─── Data records ───
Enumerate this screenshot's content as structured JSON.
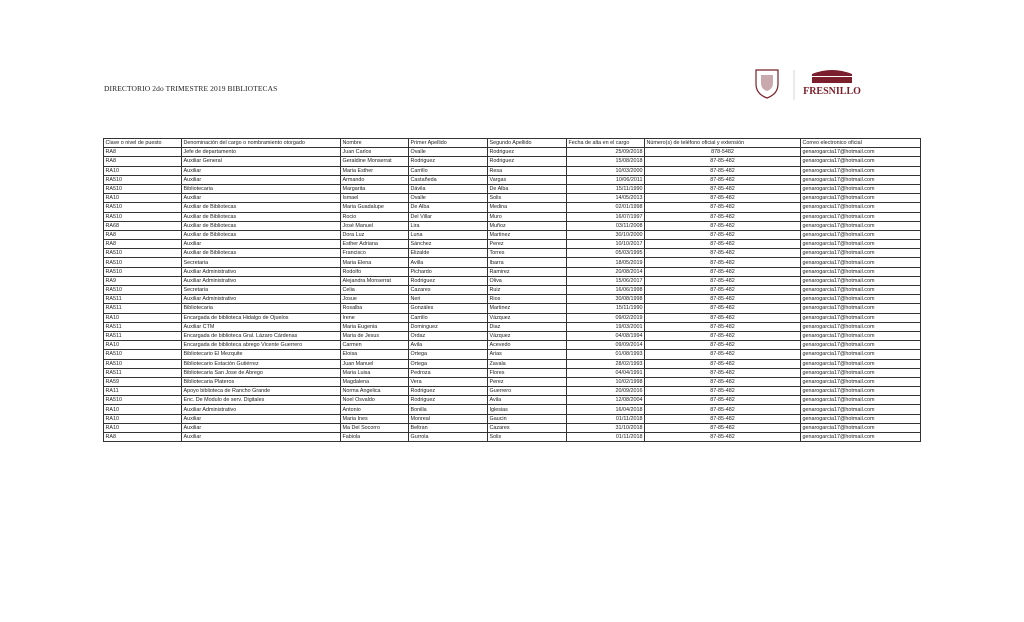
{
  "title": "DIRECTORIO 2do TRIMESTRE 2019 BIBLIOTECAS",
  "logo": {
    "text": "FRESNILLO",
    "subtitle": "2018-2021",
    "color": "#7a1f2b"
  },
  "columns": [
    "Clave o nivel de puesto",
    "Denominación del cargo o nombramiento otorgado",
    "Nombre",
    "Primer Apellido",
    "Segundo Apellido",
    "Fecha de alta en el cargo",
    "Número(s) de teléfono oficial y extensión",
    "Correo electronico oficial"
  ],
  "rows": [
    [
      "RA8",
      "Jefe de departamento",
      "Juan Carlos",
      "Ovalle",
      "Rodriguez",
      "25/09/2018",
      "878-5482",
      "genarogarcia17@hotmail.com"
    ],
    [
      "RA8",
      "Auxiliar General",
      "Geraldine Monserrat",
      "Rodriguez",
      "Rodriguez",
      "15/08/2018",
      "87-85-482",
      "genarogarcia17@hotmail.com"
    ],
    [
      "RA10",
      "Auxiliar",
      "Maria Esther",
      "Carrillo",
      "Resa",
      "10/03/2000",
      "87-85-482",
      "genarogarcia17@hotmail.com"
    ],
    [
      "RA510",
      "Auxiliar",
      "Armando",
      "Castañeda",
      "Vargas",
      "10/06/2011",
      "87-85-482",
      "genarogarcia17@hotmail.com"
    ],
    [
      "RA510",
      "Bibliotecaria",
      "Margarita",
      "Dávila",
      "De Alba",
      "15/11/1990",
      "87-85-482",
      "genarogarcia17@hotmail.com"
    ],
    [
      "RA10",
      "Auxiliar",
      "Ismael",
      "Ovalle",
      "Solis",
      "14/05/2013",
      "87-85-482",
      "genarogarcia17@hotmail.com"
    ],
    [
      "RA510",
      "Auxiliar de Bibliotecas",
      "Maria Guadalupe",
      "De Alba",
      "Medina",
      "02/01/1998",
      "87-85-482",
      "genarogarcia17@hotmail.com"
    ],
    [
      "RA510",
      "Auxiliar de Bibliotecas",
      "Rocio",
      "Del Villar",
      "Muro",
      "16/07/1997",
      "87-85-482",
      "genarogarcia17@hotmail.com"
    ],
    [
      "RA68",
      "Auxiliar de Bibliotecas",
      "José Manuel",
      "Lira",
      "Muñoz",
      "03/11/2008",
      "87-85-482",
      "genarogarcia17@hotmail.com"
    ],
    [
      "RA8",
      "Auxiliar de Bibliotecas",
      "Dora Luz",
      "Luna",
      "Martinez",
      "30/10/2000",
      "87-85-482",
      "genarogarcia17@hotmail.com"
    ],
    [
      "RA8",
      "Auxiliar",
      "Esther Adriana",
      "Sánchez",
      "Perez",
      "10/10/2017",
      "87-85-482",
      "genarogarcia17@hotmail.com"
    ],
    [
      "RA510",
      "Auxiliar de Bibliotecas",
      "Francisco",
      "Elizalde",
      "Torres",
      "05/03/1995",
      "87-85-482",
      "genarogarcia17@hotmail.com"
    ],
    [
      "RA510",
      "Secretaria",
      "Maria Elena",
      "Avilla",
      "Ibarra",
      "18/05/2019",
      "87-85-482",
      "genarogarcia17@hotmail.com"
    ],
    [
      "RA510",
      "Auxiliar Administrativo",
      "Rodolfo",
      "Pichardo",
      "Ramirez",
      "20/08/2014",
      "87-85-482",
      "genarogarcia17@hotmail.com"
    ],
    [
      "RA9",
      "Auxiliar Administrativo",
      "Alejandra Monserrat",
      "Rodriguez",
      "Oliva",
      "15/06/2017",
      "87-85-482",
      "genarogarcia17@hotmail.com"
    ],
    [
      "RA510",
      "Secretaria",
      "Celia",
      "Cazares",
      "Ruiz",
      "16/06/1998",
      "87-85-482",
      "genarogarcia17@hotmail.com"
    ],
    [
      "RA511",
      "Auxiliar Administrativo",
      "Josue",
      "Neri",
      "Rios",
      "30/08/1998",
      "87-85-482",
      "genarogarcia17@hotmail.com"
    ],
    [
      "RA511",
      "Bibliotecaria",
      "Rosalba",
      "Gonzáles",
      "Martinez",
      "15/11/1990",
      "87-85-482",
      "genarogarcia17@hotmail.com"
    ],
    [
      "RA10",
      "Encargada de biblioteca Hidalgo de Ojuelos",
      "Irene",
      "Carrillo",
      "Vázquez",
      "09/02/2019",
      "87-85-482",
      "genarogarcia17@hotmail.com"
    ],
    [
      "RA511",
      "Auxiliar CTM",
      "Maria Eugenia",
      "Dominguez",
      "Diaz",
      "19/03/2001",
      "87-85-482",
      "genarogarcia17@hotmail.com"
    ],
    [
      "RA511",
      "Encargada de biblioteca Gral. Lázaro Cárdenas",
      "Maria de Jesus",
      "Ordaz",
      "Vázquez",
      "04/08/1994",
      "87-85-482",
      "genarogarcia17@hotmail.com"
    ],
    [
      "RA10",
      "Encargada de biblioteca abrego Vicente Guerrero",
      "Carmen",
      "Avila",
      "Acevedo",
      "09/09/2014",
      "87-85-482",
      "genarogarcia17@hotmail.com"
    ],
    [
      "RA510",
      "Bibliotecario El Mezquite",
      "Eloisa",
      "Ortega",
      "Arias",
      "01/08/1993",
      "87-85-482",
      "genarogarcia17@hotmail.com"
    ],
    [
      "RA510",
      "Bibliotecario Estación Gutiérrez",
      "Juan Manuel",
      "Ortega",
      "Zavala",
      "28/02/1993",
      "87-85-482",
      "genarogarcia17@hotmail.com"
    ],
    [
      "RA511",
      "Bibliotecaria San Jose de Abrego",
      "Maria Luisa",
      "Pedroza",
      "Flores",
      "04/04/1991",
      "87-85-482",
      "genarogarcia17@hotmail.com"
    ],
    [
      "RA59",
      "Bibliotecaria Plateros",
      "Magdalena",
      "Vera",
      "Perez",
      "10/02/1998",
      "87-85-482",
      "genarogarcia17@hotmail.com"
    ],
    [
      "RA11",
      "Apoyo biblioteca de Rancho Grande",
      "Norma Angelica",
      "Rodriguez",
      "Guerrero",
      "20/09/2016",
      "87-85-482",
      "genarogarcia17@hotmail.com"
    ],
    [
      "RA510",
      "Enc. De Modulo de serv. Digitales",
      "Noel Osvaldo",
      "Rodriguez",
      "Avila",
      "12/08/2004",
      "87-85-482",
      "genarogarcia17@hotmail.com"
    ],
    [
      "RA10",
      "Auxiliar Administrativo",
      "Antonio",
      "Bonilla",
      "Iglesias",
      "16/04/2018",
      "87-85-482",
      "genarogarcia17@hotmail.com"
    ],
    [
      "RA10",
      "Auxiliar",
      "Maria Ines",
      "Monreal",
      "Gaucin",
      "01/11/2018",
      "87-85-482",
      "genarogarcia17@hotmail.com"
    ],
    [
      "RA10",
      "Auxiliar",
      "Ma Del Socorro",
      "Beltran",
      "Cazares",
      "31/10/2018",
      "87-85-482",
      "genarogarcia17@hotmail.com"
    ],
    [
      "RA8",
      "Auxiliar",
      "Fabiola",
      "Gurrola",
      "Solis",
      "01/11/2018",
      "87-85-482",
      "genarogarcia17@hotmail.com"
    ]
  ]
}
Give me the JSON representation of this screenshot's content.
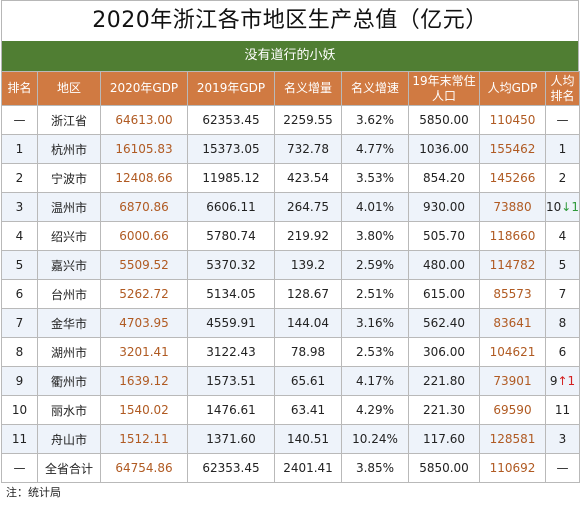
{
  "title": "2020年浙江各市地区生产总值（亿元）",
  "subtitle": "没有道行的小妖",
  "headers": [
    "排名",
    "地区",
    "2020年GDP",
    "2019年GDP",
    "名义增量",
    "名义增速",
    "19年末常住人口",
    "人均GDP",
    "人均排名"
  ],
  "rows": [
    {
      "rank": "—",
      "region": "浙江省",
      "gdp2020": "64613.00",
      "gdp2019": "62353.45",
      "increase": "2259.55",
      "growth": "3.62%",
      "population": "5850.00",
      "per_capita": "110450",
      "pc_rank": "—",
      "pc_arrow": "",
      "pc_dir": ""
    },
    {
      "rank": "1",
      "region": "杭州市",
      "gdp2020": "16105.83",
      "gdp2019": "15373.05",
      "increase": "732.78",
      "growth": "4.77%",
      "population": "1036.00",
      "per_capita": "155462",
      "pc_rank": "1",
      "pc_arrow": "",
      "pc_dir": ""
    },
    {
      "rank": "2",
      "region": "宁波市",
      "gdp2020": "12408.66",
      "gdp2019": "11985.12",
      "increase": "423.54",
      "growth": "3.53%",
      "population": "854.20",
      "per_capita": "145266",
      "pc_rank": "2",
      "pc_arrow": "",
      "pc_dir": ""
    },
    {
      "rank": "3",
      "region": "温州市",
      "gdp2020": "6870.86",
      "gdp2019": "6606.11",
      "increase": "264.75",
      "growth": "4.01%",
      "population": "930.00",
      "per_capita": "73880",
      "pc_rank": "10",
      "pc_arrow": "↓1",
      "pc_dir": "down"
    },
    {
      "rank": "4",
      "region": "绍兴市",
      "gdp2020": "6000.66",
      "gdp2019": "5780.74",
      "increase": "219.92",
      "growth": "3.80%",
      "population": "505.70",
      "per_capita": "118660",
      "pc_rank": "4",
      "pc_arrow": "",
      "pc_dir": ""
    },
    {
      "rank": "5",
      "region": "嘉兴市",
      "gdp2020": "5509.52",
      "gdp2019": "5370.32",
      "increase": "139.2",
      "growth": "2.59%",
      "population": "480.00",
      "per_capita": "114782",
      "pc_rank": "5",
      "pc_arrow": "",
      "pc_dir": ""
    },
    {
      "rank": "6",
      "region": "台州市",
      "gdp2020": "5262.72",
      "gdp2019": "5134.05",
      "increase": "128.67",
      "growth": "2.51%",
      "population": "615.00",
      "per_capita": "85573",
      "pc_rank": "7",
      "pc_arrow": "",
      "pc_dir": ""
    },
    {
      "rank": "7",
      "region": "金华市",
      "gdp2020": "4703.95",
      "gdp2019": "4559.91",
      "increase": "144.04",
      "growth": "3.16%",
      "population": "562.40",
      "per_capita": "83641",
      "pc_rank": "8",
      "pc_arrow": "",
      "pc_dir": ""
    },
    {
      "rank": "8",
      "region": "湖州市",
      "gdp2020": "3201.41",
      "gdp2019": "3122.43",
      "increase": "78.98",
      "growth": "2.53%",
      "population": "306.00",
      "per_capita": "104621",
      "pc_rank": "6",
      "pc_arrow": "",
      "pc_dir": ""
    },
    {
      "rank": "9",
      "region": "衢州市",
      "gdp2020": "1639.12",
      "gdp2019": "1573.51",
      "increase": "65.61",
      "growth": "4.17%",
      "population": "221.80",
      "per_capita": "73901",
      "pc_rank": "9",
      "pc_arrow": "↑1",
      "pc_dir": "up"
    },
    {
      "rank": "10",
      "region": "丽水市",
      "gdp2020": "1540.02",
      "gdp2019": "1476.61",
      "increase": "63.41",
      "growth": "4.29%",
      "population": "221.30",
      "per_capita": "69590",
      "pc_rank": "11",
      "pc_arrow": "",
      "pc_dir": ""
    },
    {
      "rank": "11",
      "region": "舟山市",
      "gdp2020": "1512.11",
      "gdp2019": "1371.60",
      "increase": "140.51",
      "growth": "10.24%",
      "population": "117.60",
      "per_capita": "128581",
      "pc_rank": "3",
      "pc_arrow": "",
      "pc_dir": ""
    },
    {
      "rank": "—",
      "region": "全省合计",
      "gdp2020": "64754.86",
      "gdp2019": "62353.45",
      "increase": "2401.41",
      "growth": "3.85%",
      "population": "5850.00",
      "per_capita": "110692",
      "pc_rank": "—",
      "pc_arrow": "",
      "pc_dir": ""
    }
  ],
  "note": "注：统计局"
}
───
### Stated goal
Look over the listing. Pull out every line with the string "Bibliotecaria" in it.

### Solution
      "Bibliotecaria",
      "Bibliotecaria",
      "Bibliotecaria San Jose de Abrego",
      "Bibliotecaria Plateros",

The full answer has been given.